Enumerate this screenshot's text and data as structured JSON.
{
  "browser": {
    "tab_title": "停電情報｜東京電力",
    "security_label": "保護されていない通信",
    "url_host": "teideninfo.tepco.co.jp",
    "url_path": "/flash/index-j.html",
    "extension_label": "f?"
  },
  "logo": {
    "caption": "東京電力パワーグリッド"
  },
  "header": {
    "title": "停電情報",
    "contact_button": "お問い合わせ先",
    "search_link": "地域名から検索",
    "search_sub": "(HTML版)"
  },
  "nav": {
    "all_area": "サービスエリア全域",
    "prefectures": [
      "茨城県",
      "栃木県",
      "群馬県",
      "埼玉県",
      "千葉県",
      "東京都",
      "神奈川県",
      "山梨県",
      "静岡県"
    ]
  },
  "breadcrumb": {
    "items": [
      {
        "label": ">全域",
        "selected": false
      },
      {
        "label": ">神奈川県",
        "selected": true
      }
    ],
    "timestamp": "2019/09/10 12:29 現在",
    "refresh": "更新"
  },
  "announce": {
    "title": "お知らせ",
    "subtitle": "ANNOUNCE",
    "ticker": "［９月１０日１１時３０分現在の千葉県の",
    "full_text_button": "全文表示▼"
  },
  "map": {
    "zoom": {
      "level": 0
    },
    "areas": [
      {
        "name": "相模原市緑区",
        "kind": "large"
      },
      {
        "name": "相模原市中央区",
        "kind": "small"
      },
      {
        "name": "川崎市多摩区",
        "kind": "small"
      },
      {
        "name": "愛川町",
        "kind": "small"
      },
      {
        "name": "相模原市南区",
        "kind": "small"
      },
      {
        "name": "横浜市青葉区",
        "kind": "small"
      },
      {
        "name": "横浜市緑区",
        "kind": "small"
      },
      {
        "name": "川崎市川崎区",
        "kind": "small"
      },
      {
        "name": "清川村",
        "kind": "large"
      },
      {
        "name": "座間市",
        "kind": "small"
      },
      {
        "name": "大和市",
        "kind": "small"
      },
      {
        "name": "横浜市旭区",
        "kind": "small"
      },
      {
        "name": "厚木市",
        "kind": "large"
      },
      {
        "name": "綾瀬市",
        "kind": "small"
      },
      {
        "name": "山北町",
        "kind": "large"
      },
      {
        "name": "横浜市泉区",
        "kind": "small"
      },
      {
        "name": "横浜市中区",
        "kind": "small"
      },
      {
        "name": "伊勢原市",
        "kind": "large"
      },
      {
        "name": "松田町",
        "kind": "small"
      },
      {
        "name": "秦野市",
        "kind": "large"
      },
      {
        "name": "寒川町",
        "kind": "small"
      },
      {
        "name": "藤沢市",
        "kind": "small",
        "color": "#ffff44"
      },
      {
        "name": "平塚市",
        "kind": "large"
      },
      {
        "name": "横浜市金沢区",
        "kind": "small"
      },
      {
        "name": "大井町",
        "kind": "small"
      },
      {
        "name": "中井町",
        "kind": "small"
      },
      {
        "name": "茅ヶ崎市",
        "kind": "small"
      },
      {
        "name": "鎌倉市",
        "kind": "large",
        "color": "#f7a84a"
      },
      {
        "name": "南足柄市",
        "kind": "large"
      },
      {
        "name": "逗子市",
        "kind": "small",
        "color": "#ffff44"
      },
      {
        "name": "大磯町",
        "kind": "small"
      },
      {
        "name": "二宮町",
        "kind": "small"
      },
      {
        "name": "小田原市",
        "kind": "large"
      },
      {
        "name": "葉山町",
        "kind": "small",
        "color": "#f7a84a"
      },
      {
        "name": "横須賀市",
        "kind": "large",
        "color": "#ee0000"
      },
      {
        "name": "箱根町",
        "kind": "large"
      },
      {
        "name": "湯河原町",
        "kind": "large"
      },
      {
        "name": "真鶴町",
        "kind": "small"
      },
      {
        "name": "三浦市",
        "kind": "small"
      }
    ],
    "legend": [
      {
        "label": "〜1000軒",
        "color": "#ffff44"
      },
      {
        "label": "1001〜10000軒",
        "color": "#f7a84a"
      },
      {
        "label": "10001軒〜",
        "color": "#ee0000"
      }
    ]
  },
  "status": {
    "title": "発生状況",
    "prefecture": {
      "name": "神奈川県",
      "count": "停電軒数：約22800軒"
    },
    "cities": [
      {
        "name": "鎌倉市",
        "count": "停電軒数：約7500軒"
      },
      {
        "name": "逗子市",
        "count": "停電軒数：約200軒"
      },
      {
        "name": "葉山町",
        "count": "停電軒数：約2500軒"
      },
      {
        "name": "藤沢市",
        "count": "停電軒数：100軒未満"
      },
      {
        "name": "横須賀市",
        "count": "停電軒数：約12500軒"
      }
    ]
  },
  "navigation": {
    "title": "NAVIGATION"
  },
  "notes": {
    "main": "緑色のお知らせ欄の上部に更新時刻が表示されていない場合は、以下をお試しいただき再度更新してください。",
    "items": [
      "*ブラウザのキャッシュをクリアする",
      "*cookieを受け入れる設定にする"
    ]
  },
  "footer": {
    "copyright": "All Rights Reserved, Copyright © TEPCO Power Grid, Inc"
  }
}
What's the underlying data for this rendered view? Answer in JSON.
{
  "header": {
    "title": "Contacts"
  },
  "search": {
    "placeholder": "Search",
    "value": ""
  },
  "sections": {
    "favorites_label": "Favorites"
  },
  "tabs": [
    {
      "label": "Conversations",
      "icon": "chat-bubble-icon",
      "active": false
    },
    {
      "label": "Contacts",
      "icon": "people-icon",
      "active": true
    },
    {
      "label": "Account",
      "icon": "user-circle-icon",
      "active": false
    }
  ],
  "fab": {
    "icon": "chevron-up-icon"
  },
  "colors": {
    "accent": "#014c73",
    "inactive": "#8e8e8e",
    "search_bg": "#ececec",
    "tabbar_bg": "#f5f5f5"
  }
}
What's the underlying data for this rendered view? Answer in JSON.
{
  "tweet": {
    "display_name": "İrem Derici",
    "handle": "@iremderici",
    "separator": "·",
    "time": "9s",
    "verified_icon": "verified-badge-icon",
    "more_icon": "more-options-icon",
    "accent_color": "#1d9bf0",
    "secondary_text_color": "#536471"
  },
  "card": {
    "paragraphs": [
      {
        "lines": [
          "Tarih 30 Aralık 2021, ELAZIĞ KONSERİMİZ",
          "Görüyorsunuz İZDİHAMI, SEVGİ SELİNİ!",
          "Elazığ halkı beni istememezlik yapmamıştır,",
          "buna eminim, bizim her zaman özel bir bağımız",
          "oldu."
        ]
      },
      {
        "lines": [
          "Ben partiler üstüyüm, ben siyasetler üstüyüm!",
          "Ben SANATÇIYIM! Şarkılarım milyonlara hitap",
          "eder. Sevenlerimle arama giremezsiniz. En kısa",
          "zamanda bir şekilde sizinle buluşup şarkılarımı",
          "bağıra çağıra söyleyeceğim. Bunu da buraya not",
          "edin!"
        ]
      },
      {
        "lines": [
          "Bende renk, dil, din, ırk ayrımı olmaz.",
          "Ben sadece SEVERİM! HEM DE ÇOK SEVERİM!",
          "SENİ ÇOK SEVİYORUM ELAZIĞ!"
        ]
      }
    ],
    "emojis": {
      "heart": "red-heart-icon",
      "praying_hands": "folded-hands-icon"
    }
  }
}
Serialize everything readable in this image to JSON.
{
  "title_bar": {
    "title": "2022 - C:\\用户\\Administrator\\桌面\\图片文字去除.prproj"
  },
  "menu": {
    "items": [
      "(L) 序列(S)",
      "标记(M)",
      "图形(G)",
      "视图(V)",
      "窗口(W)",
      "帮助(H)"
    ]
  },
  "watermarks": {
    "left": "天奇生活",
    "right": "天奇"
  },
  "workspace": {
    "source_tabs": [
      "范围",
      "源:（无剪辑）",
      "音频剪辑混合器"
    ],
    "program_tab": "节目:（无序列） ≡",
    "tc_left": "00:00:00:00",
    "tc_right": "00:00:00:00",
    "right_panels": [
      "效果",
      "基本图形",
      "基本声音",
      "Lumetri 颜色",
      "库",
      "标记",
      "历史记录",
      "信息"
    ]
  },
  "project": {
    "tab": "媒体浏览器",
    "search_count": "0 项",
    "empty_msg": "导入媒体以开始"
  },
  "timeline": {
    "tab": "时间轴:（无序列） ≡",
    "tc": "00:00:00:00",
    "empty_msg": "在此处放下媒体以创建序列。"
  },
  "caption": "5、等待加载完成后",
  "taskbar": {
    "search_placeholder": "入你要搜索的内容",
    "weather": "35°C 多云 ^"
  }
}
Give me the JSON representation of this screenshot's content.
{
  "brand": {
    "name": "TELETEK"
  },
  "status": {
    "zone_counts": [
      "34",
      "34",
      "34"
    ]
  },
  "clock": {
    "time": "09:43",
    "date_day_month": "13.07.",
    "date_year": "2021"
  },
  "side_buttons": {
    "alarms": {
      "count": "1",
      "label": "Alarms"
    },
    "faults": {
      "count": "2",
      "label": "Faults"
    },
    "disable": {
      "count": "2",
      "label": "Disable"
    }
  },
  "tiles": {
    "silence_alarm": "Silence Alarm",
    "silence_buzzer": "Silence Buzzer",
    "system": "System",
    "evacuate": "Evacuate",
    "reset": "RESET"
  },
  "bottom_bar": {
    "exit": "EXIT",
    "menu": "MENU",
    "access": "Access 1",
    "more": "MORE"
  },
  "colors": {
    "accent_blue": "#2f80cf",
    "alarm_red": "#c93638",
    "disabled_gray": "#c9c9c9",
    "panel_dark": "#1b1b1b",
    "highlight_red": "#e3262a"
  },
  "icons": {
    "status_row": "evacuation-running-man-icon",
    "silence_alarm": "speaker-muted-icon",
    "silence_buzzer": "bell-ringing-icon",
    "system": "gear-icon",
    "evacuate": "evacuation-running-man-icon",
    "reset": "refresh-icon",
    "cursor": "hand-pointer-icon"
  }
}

# # # #

**Exercise requirements**:
Check each line above for "running" and return the ones that have it.

**The completed task**:
    "status_row": "evacuation-running-man-icon",
    "evacuate": "evacuation-running-man-icon",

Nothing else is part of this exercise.